=== Extracted records ===
┌──

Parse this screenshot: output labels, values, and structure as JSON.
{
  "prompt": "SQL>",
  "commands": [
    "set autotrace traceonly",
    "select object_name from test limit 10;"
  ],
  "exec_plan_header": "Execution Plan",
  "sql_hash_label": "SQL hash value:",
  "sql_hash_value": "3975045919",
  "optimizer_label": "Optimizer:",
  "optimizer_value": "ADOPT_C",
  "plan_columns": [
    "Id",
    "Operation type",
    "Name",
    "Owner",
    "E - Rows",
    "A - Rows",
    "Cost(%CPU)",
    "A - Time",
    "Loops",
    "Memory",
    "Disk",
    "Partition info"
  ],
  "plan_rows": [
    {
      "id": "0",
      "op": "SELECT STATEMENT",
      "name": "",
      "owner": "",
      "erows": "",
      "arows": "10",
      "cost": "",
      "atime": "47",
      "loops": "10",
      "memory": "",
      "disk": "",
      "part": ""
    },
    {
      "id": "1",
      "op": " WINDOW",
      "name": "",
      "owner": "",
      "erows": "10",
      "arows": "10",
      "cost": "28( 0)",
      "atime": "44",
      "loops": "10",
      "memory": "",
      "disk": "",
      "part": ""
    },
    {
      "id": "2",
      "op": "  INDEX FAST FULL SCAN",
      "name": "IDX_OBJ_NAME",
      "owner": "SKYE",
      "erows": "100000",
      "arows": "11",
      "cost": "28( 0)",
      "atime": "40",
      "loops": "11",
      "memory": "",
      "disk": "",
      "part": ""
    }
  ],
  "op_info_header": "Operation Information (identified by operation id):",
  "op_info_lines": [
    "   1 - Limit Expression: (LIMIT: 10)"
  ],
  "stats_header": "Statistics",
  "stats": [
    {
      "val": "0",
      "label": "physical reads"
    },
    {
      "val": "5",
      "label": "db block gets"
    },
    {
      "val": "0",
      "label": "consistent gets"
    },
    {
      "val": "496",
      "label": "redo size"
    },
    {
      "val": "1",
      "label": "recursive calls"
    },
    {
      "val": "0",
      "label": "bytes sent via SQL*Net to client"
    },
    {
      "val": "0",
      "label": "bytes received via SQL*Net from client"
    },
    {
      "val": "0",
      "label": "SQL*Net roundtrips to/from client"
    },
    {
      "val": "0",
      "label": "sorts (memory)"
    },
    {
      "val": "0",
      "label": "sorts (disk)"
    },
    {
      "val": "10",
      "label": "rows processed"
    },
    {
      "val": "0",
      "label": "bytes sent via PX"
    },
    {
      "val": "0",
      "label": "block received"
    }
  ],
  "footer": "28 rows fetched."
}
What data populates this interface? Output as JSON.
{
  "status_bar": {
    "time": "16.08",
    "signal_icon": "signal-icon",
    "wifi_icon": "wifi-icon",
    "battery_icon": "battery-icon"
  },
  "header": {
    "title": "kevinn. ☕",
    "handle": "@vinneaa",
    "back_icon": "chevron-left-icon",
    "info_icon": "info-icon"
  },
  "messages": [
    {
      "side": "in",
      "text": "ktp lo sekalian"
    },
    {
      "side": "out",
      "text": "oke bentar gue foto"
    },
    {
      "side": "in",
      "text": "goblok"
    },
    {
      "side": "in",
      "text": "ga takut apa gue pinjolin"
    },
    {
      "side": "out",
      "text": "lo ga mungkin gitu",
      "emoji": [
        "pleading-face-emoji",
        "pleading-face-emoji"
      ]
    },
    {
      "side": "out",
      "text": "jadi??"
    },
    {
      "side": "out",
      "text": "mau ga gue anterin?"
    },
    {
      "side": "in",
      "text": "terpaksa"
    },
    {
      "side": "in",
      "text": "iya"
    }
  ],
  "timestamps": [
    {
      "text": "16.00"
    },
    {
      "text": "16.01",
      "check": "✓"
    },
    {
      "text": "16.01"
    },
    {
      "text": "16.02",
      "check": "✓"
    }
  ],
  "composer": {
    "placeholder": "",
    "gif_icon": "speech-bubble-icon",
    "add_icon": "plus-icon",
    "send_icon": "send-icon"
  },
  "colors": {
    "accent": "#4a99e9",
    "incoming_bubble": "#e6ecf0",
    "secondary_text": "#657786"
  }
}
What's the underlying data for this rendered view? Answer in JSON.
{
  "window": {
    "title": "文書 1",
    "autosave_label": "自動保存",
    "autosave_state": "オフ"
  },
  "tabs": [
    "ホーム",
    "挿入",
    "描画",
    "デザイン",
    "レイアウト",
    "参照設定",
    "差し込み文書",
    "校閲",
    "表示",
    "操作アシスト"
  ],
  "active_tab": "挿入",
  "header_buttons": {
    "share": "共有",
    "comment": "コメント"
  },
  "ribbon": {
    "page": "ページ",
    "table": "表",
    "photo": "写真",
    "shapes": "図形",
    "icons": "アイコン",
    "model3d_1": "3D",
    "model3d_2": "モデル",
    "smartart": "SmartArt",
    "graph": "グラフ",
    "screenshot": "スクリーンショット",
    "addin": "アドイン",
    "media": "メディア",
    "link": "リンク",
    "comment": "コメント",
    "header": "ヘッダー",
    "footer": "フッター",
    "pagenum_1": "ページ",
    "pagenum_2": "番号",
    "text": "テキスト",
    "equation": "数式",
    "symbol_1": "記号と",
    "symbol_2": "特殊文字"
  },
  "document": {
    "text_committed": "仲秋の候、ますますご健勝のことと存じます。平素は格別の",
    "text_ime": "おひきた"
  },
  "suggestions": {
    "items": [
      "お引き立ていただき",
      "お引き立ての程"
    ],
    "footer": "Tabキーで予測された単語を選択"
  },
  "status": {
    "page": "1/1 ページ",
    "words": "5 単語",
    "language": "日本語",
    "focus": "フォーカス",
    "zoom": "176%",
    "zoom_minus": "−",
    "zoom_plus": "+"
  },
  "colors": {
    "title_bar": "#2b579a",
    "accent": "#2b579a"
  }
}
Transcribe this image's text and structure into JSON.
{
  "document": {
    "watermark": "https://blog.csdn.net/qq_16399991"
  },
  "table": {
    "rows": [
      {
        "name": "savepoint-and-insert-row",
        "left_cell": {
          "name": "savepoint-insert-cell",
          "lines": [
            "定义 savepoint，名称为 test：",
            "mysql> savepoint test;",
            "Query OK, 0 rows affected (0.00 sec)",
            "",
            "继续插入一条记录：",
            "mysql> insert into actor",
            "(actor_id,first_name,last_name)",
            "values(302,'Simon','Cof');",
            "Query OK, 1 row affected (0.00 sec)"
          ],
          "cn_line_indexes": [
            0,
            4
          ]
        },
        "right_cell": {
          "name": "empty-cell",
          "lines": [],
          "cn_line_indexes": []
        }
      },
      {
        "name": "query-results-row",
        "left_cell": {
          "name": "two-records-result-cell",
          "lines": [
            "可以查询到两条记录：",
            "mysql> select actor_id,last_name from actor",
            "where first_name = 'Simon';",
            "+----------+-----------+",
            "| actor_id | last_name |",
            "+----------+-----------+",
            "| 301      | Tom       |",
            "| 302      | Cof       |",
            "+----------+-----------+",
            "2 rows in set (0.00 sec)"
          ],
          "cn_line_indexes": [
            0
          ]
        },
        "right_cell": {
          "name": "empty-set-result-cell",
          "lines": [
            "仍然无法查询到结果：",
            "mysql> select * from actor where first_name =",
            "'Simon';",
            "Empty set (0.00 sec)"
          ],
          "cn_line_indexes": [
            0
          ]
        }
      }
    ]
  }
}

└──

Search the records for the word "savepoint". Copy every line that has it.

=== Exercise response ===
        "name": "savepoint-and-insert-row",
          "name": "savepoint-insert-cell",
            "定义 savepoint，名称为 test：",
            "mysql> savepoint test;",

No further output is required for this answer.